* Written problem 1
Repeat the listing below word for word, from its first line through the line holding "hex-shield-icon [496,84,507,99]", inclusive.

How I wish I could upvote that 100 times. Closed hardware is the biggest barrier to Android updates and alternative "ROM"s - look at devices like the Galaxy Y S5360 with the Broadcom BCM21553 chipset - which doesn't have an updated BLOB so no chance of Cyangenmod running on it - even if it did have enough memory.

1
1
Silver badge

Re: love to know what carrier-specific updating actually needs to be done.

If I were a betting man I'd put half a month's salary on there not being much. However,...

The carrier probably still needs to do the testing for purposes of liability insurance(s). At that point both Samsung and the punter are at the mercy of the resource allocation from the carrier.

0
0
Anonymous Coward

HTC - Hardware Technology Challenging

I was pleasantly surprised when my HTC One XL upgraded itself from Android 4.0.1 to 4.3 recently, as most handset makers don't seem to bother, and just use the newer OS as a carrot to persuade customers to buy a new phone. So kudos to HTC.

The only thing I would say to them is get rid of those awful adverts with Robert Downey Jnr and try sell the phone on its own merits instead.

4
2

Re: HTC - Hardware Technology Challenging

Heh, I am actively resisting the update on my HTC One X.

I got a Samsung Galaxy III, but it didn't work with my car's bluetooth handsfree (which had worked with the previous 6 phones), so I changed it for the One X, which also didn't work with the handsfree. A couple of months later, the One X got an OTA update and now half works ( You have to switch it on, wait to pair, switch it off, switch it on again and it pairs on the second try ) with the handsfree.

I daren't let it update again as it might stop working again.

Serves me right for paying good money for non-Free technology.

1
1

Re: HTC - Hardware Technology Challenging

The issue is probably with the car kit.

2
0
kbb

What's missing...

...is a timeline. How long, for example, does it takes to incorporate Sense™ vs. the other steps?

5
0
Bronze badge
Stop

Thats pretty much what I expected.

I have no horse in this race, but given androids ubiquity, if the public percieves HTC to be lagging with it's updates I'd assume that's because they're comparing it with other manufacturers handsets on their chosen carrier rather than that they're a moany old lot that don't understand how many steps are involved.

This is the second 'eating out of the hand that feeds us' article I've read today btw, the other one was Microsoft pulling Nokia maps from their competitor because 'mumble UI mumble degraded mumble' and certianly not for any other reason.

Please don't let this become a trend.

Yours sincerely,

Jubs

5
0
Bronze badge

blame linux?

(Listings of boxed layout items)
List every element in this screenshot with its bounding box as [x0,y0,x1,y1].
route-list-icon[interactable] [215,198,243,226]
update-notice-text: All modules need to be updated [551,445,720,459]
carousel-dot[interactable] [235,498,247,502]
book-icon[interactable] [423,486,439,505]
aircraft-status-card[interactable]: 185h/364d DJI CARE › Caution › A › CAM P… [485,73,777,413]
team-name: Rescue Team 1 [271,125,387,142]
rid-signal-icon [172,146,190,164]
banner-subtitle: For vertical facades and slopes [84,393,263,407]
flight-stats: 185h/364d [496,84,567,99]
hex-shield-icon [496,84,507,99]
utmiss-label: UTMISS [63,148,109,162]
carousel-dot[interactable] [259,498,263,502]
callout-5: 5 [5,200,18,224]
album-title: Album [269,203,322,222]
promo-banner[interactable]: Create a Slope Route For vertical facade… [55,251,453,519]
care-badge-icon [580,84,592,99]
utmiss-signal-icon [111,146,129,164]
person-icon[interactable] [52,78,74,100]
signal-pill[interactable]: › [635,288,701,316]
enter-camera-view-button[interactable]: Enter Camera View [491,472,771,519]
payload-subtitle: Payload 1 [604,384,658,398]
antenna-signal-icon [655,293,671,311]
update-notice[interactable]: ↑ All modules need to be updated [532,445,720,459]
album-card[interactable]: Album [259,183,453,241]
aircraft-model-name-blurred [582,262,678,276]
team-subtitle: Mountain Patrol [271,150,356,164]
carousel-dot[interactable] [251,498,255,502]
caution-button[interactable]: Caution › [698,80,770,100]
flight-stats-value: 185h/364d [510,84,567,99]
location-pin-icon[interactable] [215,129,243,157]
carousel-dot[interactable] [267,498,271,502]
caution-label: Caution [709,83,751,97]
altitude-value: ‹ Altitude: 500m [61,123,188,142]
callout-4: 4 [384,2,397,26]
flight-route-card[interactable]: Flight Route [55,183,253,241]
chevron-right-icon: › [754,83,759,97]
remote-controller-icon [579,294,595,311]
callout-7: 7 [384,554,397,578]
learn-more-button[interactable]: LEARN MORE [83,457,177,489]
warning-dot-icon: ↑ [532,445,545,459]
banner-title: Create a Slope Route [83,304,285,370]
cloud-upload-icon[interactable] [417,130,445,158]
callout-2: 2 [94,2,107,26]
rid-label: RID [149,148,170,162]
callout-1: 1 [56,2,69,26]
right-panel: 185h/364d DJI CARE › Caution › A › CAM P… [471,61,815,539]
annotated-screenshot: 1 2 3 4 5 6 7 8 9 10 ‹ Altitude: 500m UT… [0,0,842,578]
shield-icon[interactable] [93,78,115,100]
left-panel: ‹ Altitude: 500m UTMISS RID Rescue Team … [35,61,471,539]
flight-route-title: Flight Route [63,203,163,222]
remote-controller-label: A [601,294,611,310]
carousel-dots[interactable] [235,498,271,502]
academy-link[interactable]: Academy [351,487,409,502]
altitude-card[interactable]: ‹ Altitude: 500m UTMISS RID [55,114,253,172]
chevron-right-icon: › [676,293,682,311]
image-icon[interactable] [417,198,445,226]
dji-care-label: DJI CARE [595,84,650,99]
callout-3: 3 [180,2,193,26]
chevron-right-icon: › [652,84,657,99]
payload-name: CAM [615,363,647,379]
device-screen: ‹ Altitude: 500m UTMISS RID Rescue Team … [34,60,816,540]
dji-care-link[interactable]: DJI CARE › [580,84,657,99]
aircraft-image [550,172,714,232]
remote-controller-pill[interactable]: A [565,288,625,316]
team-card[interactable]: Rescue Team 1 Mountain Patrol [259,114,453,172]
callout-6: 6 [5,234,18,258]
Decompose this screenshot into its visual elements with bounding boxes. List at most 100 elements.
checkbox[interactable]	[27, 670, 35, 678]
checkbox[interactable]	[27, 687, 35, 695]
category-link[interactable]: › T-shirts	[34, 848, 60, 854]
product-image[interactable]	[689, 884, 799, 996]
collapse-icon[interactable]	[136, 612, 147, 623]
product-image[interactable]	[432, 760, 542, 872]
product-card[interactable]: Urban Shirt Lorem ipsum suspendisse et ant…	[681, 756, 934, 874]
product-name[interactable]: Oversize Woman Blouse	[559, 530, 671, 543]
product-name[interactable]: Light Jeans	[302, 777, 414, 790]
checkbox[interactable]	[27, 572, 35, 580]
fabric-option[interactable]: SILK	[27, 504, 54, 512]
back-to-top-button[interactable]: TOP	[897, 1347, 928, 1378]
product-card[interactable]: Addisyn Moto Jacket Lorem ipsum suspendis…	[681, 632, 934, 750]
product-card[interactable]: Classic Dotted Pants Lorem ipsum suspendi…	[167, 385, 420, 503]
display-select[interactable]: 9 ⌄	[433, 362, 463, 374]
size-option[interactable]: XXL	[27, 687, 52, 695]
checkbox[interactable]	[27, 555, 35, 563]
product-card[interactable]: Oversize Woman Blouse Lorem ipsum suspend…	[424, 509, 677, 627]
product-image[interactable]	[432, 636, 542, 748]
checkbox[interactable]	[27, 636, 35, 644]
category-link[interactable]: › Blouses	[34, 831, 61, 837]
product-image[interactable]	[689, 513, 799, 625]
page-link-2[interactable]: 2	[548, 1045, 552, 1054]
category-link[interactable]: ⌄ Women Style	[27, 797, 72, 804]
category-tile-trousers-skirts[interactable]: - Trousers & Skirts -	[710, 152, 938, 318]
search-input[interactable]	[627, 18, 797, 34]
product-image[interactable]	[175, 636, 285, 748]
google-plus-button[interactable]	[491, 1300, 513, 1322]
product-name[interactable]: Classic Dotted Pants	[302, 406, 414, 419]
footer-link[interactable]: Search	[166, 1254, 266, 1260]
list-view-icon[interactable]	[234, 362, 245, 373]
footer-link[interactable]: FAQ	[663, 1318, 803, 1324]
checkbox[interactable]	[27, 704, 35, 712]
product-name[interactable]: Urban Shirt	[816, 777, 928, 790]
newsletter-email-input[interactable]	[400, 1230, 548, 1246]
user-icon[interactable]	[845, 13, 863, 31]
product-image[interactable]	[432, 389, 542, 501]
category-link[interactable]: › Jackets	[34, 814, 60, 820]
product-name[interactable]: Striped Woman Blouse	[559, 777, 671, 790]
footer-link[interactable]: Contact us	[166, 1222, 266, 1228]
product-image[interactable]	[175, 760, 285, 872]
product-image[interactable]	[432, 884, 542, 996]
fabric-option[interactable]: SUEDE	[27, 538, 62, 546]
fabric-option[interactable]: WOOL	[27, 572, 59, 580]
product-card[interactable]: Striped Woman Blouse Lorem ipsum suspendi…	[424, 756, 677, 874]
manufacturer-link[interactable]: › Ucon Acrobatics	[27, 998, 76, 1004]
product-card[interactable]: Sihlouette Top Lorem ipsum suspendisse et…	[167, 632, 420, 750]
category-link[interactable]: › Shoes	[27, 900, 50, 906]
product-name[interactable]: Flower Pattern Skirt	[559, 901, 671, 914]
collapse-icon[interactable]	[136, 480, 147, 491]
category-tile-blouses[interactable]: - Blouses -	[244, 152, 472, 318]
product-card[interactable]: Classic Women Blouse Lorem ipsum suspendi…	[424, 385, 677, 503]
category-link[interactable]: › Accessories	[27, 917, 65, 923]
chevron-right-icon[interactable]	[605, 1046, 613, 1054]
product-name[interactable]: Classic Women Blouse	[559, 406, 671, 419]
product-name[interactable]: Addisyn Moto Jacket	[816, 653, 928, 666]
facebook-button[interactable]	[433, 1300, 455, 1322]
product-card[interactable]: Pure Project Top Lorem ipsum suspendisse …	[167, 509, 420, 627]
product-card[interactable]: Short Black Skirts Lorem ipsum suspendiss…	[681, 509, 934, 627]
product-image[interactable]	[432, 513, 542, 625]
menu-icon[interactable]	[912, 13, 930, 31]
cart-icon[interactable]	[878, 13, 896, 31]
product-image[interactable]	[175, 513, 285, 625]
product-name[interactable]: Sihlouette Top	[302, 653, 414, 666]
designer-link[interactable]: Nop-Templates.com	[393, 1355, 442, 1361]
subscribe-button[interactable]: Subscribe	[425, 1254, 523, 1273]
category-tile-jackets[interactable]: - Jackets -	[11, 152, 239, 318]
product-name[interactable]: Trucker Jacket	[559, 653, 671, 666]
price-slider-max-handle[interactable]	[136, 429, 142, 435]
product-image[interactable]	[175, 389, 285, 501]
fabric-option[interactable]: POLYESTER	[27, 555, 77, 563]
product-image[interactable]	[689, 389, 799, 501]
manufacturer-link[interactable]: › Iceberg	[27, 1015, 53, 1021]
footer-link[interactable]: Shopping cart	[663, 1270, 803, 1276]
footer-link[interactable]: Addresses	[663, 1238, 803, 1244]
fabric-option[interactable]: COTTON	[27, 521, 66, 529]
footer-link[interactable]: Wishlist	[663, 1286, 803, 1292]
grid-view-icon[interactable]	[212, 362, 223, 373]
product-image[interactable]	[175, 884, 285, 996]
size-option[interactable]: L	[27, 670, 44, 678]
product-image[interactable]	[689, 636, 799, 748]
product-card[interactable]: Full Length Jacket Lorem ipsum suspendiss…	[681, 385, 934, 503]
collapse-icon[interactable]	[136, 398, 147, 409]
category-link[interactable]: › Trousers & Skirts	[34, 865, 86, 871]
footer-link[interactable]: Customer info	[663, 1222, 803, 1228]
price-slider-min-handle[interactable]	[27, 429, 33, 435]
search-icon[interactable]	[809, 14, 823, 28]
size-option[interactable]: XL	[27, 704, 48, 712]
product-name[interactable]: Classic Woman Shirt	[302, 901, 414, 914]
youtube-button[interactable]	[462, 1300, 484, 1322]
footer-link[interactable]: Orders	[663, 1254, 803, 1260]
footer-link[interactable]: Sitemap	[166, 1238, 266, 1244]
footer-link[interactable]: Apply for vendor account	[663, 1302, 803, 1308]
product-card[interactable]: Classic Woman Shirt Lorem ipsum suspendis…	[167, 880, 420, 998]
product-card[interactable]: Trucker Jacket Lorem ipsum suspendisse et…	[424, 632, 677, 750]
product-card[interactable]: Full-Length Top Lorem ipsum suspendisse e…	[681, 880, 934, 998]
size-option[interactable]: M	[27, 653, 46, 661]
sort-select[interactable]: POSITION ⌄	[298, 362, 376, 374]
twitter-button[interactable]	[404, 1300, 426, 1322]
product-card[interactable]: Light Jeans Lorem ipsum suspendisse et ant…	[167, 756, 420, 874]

* Written problem 2
Transcribe the passage from the Android updates comment thread above without changes, between "The only thing" and "try ) with the handsfree.", inclusive.

* Right answer 1
List every element in this screenshot with its bounding box as [x0,y0,x1,y1].
route-list-icon[interactable] [215,198,243,226]
update-notice-text: All modules need to be updated [551,445,720,459]
carousel-dot[interactable] [235,498,247,502]
book-icon[interactable] [423,486,439,505]
aircraft-status-card[interactable]: 185h/364d DJI CARE › Caution › A › CAM P… [485,73,777,413]
team-name: Rescue Team 1 [271,125,387,142]
rid-signal-icon [172,146,190,164]
banner-subtitle: For vertical facades and slopes [84,393,263,407]
flight-stats: 185h/364d [496,84,567,99]
hex-shield-icon [496,84,507,99]

* Right answer 2
The only thing I would say to them is get rid of those awful adverts with Robert Downey Jnr and try sell the phone on its own merits instead.

4
2

Re: HTC - Hardware Technology Challenging

Heh, I am actively resisting the update on my HTC One X.

I got a Samsung Galaxy III, but it didn't work with my car's bluetooth handsfree (which had worked with the previous 6 phones), so I changed it for the One X, which also didn't work with the handsfree. A couple of months later, the One X got an OTA update and now half works ( You have to switch it on, wait to pair, switch it off, switch it on again and it pairs on the second try ) with the handsfree.